Required work ::
Say how many lines include "triangle", with no words around the number.

***** Stored rows *****

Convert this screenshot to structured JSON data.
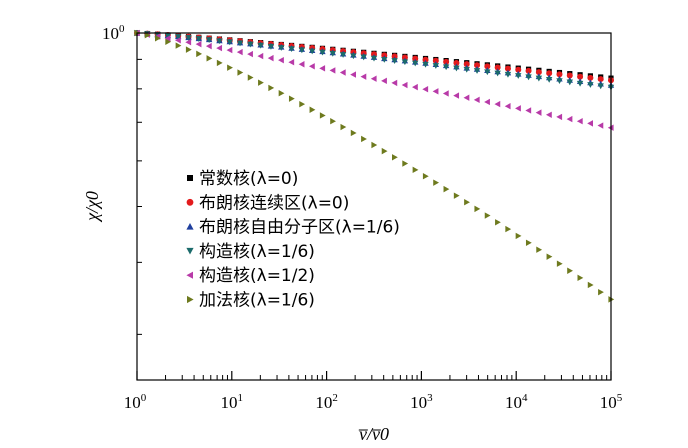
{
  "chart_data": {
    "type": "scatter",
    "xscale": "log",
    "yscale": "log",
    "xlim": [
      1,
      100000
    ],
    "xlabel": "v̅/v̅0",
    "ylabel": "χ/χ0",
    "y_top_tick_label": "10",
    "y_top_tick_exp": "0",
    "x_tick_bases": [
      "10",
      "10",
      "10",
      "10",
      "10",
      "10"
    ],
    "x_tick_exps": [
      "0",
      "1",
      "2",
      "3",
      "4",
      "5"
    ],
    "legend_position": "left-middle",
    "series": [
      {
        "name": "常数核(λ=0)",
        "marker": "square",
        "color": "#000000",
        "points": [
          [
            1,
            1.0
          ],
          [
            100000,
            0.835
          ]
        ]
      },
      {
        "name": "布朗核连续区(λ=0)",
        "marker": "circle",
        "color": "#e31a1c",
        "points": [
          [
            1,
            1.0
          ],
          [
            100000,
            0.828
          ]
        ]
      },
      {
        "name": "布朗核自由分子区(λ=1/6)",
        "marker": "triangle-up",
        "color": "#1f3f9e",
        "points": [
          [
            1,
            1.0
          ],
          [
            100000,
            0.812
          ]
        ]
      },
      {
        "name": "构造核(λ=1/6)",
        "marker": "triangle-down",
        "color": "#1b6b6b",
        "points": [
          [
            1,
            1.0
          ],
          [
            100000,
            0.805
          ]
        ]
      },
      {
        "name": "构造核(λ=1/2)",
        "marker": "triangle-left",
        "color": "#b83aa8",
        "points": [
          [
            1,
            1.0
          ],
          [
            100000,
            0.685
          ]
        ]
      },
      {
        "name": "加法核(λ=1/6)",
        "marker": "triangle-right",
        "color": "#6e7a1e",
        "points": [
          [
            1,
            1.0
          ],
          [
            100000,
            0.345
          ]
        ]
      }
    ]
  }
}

*****

Exercise answer ::
4